**Your goal**
Look through the lines below and state how many hold the word "JSON". Write only the number.

**Supplied material**
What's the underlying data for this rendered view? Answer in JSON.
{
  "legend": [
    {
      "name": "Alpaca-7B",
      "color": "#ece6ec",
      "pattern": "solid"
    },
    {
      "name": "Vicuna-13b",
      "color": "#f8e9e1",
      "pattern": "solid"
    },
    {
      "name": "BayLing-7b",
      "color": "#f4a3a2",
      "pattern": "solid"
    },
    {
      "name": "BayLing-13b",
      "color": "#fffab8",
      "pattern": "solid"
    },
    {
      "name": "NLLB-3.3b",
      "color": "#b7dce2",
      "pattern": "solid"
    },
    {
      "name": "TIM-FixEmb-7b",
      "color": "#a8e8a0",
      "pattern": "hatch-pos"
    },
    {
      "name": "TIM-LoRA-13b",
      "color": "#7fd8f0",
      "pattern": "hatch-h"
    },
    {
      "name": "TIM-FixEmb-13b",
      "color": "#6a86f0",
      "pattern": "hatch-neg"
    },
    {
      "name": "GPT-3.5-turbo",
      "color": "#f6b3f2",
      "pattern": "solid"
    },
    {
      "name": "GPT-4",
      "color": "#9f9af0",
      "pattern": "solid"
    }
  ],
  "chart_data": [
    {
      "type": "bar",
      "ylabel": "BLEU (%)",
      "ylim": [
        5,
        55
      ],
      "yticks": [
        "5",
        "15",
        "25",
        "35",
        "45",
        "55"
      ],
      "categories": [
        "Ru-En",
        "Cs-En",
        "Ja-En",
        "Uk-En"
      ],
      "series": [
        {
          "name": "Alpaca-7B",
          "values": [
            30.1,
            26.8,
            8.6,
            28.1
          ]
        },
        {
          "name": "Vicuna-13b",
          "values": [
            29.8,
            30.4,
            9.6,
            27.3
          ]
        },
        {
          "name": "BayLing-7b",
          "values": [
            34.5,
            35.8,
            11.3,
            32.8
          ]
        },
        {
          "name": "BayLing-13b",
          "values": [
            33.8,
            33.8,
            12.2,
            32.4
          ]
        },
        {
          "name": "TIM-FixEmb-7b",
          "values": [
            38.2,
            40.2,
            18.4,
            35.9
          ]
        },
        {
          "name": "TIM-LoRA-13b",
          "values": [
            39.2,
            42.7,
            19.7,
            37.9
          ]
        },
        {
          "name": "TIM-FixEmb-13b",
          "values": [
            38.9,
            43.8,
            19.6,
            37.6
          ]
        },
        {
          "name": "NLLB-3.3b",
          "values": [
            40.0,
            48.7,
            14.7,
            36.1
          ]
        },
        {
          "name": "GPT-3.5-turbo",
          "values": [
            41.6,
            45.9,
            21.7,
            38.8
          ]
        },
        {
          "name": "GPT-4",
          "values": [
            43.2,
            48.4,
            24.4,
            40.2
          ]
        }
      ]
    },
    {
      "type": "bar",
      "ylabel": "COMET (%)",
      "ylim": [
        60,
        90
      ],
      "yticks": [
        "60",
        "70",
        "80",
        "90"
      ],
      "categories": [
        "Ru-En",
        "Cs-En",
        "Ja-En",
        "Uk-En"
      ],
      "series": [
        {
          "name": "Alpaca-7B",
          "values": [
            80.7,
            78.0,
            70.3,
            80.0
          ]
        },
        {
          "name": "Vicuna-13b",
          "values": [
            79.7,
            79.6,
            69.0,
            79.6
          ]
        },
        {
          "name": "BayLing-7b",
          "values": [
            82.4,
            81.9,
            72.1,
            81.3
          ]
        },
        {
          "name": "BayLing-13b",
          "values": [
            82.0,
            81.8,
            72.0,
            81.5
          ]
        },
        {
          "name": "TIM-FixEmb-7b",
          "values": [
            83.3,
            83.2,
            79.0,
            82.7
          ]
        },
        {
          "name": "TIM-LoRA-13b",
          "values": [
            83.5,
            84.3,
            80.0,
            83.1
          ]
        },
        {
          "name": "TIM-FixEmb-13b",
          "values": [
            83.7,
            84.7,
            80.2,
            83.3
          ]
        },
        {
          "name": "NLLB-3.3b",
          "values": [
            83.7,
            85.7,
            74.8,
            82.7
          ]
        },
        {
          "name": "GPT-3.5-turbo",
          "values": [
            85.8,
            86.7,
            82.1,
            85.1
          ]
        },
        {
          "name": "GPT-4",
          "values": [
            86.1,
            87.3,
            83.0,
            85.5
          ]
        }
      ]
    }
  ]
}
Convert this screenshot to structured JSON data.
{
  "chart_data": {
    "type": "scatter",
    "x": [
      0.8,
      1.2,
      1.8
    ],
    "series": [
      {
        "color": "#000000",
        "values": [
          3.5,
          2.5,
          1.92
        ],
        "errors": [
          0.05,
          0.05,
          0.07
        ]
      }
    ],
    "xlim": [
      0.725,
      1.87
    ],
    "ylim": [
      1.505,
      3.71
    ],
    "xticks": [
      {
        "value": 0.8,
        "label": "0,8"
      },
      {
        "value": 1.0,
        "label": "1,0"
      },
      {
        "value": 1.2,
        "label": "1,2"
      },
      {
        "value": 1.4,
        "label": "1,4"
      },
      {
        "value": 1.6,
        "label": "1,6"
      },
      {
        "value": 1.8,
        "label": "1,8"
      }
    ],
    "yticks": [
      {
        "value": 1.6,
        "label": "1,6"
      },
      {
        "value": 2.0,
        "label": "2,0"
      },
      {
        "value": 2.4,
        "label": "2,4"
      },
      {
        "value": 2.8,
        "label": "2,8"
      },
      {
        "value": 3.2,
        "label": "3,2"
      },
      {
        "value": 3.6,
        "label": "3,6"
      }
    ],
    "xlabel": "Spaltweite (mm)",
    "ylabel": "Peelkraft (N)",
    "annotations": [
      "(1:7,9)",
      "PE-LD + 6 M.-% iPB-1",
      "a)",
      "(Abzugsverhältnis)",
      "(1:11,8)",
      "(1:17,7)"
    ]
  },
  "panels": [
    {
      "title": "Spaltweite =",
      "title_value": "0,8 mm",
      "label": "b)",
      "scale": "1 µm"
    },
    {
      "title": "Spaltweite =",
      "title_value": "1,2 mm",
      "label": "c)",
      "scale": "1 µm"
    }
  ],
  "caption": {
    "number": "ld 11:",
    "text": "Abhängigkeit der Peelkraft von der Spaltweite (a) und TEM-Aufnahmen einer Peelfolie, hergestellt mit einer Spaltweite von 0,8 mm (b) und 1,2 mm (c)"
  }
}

---

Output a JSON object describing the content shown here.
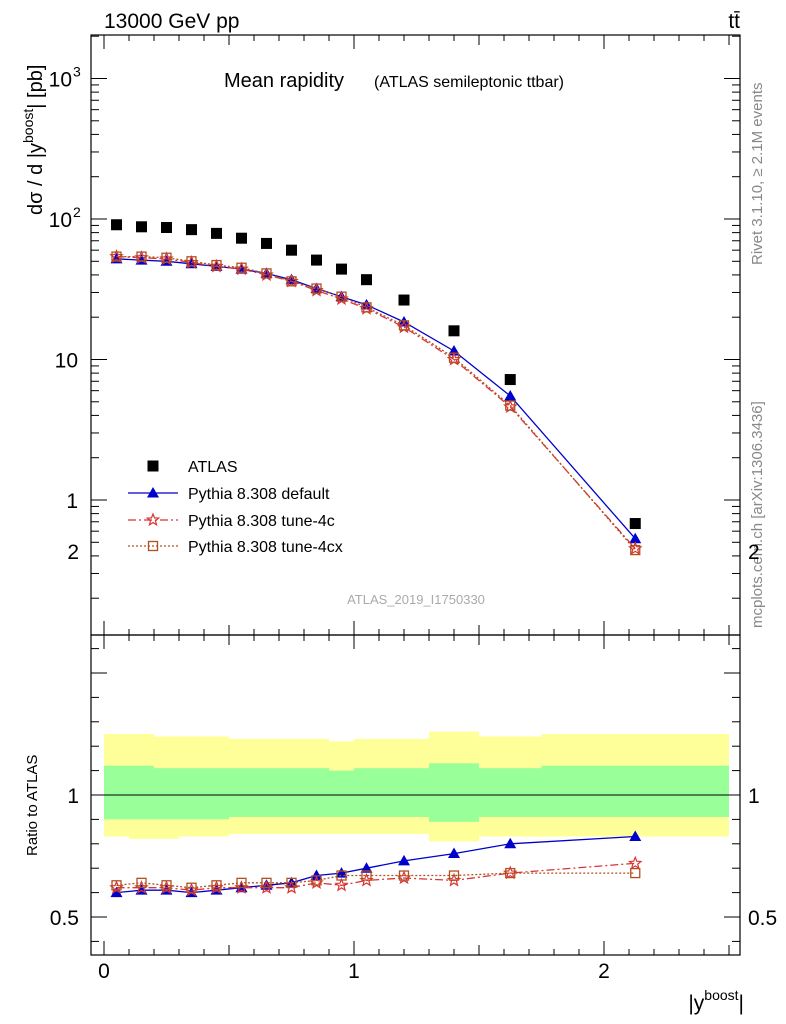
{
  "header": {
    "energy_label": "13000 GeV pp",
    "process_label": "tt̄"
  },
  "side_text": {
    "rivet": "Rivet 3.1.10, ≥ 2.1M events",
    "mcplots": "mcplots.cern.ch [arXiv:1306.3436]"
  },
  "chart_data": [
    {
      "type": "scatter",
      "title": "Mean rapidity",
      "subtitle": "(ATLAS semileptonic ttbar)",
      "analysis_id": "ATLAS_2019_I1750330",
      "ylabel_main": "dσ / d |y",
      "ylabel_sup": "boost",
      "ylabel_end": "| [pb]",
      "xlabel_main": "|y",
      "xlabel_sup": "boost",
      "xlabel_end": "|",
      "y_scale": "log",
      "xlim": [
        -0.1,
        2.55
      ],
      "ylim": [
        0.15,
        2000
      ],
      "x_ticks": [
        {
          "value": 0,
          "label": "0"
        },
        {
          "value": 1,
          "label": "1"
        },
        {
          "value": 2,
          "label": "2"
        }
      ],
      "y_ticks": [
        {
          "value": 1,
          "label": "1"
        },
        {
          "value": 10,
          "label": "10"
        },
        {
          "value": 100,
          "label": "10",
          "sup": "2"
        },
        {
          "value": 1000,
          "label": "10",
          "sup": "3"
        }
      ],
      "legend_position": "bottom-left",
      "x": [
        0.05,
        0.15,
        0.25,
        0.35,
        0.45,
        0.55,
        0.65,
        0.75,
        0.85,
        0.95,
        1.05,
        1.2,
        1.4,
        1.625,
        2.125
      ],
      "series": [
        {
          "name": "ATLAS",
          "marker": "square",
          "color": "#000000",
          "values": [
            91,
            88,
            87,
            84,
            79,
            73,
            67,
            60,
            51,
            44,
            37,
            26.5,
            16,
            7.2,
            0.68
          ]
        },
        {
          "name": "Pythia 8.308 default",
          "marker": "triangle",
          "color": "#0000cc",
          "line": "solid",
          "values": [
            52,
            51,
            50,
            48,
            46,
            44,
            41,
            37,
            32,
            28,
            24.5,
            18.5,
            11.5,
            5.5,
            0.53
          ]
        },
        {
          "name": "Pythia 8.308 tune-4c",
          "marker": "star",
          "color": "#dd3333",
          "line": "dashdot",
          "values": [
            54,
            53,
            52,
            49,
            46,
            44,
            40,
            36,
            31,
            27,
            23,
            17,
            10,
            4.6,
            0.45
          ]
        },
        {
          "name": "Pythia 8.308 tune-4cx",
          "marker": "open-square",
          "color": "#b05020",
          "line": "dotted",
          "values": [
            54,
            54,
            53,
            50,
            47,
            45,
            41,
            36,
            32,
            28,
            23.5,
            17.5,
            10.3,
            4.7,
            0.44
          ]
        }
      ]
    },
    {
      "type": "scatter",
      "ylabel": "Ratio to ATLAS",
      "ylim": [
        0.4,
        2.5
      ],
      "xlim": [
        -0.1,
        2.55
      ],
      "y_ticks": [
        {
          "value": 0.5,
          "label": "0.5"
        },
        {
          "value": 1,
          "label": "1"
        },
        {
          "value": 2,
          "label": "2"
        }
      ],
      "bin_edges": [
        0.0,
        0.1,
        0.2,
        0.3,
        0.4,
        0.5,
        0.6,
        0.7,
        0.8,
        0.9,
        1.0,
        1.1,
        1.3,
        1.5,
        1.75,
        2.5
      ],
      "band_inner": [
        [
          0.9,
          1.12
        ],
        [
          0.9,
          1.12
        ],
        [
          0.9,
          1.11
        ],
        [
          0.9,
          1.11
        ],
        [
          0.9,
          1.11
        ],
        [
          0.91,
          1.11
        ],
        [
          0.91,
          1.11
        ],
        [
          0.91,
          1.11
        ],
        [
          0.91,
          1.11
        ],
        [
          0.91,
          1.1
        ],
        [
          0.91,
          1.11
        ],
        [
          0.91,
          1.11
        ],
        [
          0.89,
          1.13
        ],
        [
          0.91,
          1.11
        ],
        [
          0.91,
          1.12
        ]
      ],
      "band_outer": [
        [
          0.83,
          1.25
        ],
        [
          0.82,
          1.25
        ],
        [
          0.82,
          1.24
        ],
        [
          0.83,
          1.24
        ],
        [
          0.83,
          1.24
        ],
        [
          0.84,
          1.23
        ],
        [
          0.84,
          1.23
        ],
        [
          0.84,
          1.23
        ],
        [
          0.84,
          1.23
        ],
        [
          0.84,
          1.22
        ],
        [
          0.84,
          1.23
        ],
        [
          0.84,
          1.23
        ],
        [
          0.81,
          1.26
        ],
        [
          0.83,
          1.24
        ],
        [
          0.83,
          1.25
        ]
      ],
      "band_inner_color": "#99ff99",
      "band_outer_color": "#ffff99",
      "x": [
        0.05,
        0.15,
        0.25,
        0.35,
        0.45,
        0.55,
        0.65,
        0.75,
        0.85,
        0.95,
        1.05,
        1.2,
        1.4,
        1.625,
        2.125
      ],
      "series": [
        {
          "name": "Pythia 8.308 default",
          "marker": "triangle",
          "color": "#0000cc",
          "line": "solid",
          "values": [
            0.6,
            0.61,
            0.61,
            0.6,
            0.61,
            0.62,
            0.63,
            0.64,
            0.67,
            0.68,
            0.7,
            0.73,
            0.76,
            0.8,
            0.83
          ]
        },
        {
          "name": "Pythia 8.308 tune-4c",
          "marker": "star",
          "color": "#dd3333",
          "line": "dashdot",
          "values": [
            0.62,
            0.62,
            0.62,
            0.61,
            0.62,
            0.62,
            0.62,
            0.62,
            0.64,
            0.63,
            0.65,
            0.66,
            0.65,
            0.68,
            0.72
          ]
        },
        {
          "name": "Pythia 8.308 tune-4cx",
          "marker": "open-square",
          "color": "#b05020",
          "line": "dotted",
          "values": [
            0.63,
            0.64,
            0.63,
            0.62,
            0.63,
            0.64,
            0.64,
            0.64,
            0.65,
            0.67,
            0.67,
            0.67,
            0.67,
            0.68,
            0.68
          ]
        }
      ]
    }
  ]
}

---

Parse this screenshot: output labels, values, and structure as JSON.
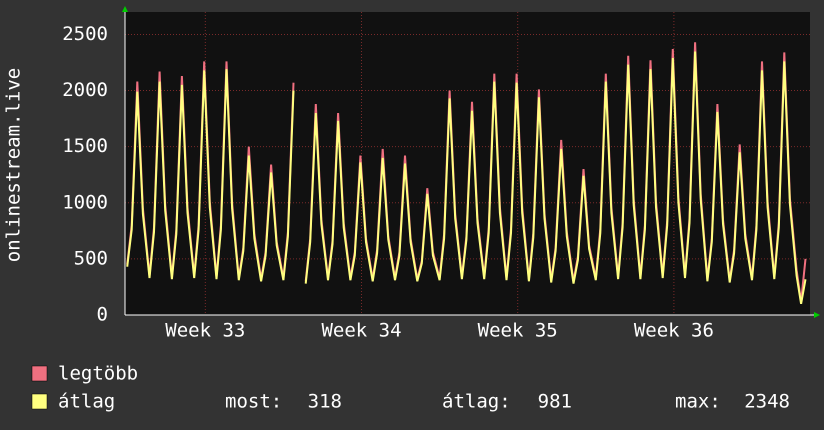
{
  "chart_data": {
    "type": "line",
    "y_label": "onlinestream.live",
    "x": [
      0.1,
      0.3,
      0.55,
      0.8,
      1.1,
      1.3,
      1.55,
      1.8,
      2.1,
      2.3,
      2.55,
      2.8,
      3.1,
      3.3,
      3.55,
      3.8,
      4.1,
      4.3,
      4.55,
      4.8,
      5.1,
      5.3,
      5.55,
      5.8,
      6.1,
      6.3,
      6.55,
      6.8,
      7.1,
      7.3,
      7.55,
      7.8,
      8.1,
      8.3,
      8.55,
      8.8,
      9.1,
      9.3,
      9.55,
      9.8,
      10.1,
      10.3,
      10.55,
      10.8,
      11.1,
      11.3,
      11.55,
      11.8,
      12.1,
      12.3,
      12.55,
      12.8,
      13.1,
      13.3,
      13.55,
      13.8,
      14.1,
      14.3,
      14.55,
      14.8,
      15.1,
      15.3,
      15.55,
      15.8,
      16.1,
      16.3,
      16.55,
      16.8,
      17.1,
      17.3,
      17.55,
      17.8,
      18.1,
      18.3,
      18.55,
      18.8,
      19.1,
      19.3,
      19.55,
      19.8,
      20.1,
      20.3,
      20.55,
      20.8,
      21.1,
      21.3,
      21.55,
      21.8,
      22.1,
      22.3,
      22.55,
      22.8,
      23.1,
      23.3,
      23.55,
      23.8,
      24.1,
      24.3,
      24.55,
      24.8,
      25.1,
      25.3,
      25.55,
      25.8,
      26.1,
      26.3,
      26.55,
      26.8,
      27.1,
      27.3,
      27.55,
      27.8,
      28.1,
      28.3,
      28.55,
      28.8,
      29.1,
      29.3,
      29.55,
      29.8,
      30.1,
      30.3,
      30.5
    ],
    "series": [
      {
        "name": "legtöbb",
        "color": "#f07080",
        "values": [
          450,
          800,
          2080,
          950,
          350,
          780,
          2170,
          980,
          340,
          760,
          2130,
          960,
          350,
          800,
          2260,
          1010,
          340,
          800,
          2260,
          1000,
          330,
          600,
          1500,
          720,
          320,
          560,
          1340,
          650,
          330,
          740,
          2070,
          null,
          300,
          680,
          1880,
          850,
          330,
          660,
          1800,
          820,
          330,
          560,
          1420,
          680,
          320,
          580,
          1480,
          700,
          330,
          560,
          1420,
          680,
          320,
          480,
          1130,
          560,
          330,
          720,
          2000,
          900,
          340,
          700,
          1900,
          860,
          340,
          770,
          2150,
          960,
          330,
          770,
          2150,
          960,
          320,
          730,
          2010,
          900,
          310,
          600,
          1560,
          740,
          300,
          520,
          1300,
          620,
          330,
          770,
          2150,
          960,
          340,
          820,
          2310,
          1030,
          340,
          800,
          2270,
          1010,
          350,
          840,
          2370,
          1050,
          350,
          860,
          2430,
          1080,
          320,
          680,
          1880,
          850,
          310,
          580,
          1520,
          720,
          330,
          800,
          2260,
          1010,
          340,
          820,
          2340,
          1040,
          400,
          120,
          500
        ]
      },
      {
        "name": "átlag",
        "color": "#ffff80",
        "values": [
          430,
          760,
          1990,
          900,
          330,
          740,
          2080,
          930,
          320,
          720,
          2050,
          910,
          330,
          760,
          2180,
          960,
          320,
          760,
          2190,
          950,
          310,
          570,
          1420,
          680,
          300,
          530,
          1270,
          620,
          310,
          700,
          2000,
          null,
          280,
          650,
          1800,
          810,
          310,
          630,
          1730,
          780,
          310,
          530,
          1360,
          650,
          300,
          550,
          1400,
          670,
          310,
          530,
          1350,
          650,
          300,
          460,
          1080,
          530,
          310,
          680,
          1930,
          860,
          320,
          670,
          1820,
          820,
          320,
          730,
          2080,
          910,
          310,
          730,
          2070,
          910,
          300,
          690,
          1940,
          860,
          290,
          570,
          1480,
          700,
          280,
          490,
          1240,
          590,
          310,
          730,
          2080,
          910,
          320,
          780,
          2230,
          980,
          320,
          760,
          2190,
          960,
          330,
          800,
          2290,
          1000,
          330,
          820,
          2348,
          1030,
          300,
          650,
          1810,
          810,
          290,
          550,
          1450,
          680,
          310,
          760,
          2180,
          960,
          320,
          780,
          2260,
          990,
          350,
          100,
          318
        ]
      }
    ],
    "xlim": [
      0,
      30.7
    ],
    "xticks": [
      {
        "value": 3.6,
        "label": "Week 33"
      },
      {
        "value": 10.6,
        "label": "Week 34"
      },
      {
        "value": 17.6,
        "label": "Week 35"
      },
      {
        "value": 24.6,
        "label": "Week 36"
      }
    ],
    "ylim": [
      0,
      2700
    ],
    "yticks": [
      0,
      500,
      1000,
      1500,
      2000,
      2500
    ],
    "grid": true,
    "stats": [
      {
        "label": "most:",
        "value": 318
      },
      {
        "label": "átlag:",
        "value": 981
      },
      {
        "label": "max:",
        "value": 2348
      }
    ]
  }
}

**Response for this exercise**
4